# AVAILABLE RECORDS
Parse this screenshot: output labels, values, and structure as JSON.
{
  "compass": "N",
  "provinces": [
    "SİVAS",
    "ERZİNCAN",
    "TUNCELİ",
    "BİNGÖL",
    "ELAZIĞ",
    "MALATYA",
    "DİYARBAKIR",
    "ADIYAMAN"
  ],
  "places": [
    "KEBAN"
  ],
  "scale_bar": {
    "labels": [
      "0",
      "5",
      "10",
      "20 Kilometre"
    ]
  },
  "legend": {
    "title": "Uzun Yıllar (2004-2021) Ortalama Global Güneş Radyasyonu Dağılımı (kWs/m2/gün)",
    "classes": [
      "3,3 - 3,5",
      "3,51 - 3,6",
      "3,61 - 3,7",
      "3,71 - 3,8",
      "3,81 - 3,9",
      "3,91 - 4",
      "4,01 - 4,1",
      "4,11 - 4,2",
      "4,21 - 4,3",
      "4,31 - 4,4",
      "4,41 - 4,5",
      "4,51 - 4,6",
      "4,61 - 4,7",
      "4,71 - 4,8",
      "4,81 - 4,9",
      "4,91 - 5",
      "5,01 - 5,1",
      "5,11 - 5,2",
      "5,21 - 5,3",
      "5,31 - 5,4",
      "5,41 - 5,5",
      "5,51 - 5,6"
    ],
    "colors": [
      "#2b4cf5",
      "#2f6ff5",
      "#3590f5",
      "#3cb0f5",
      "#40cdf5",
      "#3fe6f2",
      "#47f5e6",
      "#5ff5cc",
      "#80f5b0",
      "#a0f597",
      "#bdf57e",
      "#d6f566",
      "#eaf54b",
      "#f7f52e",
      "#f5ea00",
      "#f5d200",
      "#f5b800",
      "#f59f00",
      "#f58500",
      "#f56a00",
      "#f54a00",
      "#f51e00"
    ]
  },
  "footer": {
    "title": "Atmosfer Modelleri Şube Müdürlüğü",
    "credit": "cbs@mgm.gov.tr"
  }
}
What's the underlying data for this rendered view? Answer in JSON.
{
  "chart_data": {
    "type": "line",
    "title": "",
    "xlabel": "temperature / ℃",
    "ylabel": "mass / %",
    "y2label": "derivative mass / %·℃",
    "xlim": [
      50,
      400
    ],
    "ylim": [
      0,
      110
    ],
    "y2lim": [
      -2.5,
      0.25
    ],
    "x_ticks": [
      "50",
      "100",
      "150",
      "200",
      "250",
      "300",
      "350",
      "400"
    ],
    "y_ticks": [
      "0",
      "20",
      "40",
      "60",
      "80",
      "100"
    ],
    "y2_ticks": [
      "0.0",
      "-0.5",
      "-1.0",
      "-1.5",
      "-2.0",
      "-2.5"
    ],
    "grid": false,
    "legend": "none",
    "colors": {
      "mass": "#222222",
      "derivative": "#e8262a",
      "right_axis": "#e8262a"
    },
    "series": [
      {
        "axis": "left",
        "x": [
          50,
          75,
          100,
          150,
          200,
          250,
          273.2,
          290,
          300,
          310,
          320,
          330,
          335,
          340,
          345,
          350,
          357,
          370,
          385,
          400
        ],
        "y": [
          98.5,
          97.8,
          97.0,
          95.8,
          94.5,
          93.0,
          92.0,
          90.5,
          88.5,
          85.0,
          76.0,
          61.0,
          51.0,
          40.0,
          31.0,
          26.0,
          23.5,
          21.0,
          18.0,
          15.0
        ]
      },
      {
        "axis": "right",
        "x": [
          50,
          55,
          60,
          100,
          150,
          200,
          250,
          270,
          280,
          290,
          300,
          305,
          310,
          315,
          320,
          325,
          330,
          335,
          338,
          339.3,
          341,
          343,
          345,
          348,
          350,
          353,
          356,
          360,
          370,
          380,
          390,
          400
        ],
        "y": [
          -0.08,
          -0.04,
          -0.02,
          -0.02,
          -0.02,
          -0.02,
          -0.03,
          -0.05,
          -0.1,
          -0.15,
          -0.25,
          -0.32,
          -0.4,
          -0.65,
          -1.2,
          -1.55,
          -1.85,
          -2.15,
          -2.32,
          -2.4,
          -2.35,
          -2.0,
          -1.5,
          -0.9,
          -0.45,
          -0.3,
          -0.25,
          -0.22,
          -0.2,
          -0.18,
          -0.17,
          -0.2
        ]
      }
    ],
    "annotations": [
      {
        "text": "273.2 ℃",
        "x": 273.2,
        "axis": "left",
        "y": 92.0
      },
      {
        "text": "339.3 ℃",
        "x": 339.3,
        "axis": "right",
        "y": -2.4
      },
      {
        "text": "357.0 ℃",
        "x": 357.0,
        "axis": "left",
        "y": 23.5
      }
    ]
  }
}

# TASK DETAILS
Read through the entries and copy each line in which "title" appears.

# RESULT OF THE EXERCISE
    "title": "Uzun Yıllar (2004-2021) Ortalama Global Güneş Radyasyonu Dağılımı (kWs/m2/gün)",
    "title": "Atmosfer Modelleri Şube Müdürlüğü",
    "title": "",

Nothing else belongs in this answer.